= What this task involves =
Check each line of the listing, and copy it if it contains the word "axil".

* Begin Data for this task *

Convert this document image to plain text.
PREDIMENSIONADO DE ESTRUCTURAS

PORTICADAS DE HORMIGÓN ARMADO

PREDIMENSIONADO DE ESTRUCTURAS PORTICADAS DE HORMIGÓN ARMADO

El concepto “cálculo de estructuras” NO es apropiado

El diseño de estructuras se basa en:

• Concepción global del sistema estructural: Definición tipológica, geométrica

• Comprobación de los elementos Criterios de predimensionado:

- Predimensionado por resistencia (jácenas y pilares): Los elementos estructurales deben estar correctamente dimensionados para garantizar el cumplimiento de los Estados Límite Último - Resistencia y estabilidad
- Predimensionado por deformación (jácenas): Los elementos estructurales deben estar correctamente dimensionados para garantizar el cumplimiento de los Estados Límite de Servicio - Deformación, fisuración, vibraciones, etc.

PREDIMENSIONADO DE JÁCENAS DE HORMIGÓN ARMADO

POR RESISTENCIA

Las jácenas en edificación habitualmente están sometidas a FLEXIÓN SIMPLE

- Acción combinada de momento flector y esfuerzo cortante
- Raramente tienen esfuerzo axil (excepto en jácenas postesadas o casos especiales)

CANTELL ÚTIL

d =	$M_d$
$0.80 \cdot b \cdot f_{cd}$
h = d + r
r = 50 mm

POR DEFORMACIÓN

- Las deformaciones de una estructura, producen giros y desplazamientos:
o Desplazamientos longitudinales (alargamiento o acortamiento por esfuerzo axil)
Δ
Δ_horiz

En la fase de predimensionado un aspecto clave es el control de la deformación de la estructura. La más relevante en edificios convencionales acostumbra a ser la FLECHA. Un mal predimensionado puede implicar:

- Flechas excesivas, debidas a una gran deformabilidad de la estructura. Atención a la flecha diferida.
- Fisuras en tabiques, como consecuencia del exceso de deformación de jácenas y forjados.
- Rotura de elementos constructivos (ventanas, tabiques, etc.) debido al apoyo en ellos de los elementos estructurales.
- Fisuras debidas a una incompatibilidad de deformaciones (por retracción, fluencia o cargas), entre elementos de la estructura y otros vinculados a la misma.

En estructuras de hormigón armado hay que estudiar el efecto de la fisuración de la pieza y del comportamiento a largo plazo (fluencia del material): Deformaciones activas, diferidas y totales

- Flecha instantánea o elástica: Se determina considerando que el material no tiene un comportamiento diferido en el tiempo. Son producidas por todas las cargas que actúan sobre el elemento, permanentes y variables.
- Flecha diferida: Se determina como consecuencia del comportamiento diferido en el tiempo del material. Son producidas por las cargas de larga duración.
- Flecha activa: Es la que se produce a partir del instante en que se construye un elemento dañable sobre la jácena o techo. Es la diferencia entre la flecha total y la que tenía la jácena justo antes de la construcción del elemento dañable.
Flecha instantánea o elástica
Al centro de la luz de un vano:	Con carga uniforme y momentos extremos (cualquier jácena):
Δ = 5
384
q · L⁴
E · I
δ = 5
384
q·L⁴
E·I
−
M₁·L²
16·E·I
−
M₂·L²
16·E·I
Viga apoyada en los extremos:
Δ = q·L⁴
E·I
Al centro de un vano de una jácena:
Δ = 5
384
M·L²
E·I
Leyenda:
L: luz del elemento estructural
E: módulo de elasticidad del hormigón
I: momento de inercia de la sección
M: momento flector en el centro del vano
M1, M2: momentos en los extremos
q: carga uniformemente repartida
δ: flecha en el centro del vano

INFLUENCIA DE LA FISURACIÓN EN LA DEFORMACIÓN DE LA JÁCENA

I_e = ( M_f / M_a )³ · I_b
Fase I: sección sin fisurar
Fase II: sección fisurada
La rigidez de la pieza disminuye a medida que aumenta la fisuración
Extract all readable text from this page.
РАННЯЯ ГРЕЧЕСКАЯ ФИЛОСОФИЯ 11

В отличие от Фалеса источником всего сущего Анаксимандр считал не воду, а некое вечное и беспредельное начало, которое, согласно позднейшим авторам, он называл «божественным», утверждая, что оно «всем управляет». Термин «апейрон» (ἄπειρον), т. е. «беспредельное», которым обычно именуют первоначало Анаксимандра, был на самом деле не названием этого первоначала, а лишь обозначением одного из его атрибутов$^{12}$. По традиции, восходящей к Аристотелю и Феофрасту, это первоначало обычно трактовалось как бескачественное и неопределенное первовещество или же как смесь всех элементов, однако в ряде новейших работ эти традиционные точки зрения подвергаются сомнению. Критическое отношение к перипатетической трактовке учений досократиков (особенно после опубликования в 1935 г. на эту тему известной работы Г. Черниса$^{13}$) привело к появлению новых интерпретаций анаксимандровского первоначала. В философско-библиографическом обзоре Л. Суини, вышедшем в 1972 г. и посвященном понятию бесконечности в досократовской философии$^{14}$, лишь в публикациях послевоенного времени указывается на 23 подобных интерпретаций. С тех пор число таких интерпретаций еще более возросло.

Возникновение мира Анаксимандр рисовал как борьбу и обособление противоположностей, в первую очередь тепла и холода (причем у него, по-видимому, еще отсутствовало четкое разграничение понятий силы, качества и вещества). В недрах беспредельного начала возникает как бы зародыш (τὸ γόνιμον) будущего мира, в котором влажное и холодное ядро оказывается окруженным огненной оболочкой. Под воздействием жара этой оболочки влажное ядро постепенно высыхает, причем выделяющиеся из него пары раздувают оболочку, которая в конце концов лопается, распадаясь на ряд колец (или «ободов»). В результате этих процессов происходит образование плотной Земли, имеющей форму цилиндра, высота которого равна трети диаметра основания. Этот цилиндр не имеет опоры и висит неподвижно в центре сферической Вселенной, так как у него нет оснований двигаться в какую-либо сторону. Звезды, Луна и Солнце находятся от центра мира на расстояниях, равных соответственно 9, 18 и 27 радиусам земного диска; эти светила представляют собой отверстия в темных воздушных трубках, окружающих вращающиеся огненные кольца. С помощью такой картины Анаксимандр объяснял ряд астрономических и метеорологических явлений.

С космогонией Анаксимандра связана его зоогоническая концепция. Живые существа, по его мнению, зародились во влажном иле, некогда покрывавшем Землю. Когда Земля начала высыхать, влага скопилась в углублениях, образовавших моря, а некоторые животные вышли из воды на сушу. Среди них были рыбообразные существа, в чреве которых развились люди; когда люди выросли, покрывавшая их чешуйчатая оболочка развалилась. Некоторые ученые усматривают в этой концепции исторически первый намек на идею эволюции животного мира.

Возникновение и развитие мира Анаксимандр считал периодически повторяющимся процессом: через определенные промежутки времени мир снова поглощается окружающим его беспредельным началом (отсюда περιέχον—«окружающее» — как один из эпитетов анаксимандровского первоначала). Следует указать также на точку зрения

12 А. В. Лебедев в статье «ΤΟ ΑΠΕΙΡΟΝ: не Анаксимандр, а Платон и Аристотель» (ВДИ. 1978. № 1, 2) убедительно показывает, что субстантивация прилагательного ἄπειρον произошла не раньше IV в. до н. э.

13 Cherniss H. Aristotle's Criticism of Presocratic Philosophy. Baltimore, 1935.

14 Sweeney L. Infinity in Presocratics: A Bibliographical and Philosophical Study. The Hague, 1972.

* End Data for this task *

= Result of the task =
- Raramente tienen esfuerzo axil (excepto en jácenas postesadas o casos especiales)
o Desplazamientos longitudinales (alargamiento o acortamiento por esfuerzo axil)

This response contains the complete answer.